--- Begin Excerpted data ---
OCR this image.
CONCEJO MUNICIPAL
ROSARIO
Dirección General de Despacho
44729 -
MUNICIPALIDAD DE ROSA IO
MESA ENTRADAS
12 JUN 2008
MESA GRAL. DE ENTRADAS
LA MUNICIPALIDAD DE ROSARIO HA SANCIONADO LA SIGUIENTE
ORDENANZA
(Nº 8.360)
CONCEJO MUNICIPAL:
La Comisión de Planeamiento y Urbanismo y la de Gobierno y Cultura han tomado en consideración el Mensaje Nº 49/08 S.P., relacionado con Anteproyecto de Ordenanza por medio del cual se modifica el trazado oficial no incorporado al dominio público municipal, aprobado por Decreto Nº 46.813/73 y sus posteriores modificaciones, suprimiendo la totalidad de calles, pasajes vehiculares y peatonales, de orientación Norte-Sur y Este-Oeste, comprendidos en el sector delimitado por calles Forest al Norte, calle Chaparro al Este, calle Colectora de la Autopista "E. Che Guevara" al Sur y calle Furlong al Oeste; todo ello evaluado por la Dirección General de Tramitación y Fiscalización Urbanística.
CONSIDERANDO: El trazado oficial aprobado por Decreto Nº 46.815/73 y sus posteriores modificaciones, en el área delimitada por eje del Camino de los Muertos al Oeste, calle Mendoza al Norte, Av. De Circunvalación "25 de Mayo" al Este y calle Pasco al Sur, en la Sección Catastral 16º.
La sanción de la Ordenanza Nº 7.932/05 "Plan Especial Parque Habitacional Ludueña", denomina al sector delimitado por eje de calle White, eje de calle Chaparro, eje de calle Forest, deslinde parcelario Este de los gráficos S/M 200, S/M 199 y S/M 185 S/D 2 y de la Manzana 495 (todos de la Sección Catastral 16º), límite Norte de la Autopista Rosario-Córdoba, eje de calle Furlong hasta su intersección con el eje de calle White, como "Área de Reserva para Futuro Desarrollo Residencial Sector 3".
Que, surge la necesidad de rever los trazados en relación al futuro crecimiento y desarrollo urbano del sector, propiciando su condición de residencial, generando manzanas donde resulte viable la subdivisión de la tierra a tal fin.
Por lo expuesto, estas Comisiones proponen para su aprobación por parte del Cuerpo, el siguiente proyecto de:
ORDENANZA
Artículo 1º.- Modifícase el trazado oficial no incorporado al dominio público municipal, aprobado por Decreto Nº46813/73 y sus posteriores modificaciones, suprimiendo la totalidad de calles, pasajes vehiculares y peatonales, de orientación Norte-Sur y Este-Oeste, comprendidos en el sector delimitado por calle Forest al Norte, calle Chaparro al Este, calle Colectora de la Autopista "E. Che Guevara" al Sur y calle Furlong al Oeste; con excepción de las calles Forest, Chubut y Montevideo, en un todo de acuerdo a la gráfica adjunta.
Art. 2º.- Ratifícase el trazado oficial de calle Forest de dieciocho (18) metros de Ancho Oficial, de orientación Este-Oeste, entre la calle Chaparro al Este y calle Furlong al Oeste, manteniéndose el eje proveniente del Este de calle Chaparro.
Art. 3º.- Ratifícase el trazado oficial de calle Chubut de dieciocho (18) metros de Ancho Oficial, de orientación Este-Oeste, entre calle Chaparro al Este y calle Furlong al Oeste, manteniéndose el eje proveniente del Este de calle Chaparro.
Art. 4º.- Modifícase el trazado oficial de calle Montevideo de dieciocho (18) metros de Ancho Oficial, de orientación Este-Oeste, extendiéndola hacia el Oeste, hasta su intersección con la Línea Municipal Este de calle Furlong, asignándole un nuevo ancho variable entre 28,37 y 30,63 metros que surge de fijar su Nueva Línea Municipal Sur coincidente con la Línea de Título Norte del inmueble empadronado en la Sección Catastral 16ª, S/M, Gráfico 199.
--- End Excerpted data ---
* [Written exercise]: Every entry should be printed again exactly as it stands.

* [Result]:
OCR this image.
CONCEJO MUNICIPAL
ROSARIO
Dirección General de Despacho
44729 -
MUNICIPALIDAD DE ROSA IO
MESA ENTRADAS
12 JUN 2008
MESA GRAL. DE ENTRADAS
LA MUNICIPALIDAD DE ROSARIO HA SANCIONADO LA SIGUIENTE
ORDENANZA
(Nº 8.360)
CONCEJO MUNICIPAL:
La Comisión de Planeamiento y Urbanismo y la de Gobierno y Cultura han tomado en consideración el Mensaje Nº 49/08 S.P., relacionado con Anteproyecto de Ordenanza por medio del cual se modifica el trazado oficial no incorporado al dominio público municipal, aprobado por Decreto Nº 46.813/73 y sus posteriores modificaciones, suprimiendo la totalidad de calles, pasajes vehiculares y peatonales, de orientación Norte-Sur y Este-Oeste, comprendidos en el sector delimitado por calles Forest al Norte, calle Chaparro al Este, calle Colectora de la Autopista "E. Che Guevara" al Sur y calle Furlong al Oeste; todo ello evaluado por la Dirección General de Tramitación y Fiscalización Urbanística.
CONSIDERANDO: El trazado oficial aprobado por Decreto Nº 46.815/73 y sus posteriores modificaciones, en el área delimitada por eje del Camino de los Muertos al Oeste, calle Mendoza al Norte, Av. De Circunvalación "25 de Mayo" al Este y calle Pasco al Sur, en la Sección Catastral 16º.
La sanción de la Ordenanza Nº 7.932/05 "Plan Especial Parque Habitacional Ludueña", denomina al sector delimitado por eje de calle White, eje de calle Chaparro, eje de calle Forest, deslinde parcelario Este de los gráficos S/M 200, S/M 199 y S/M 185 S/D 2 y de la Manzana 495 (todos de la Sección Catastral 16º), límite Norte de la Autopista Rosario-Córdoba, eje de calle Furlong hasta su intersección con el eje de calle White, como "Área de Reserva para Futuro Desarrollo Residencial Sector 3".
Que, surge la necesidad de rever los trazados en relación al futuro crecimiento y desarrollo urbano del sector, propiciando su condición de residencial, generando manzanas donde resulte viable la subdivisión de la tierra a tal fin.
Por lo expuesto, estas Comisiones proponen para su aprobación por parte del Cuerpo, el siguiente proyecto de:
ORDENANZA
Artículo 1º.- Modifícase el trazado oficial no incorporado al dominio público municipal, aprobado por Decreto Nº46813/73 y sus posteriores modificaciones, suprimiendo la totalidad de calles, pasajes vehiculares y peatonales, de orientación Norte-Sur y Este-Oeste, comprendidos en el sector delimitado por calle Forest al Norte, calle Chaparro al Este, calle Colectora de la Autopista "E. Che Guevara" al Sur y calle Furlong al Oeste; con excepción de las calles Forest, Chubut y Montevideo, en un todo de acuerdo a la gráfica adjunta.
Art. 2º.- Ratifícase el trazado oficial de calle Forest de dieciocho (18) metros de Ancho Oficial, de orientación Este-Oeste, entre la calle Chaparro al Este y calle Furlong al Oeste, manteniéndose el eje proveniente del Este de calle Chaparro.
Art. 3º.- Ratifícase el trazado oficial de calle Chubut de dieciocho (18) metros de Ancho Oficial, de orientación Este-Oeste, entre calle Chaparro al Este y calle Furlong al Oeste, manteniéndose el eje proveniente del Este de calle Chaparro.
Art. 4º.- Modifícase el trazado oficial de calle Montevideo de dieciocho (18) metros de Ancho Oficial, de orientación Este-Oeste, extendiéndola hacia el Oeste, hasta su intersección con la Línea Municipal Este de calle Furlong, asignándole un nuevo ancho variable entre 28,37 y 30,63 metros que surge de fijar su Nueva Línea Municipal Sur coincidente con la Línea de Título Norte del inmueble empadronado en la Sección Catastral 16ª, S/M, Gráfico 199.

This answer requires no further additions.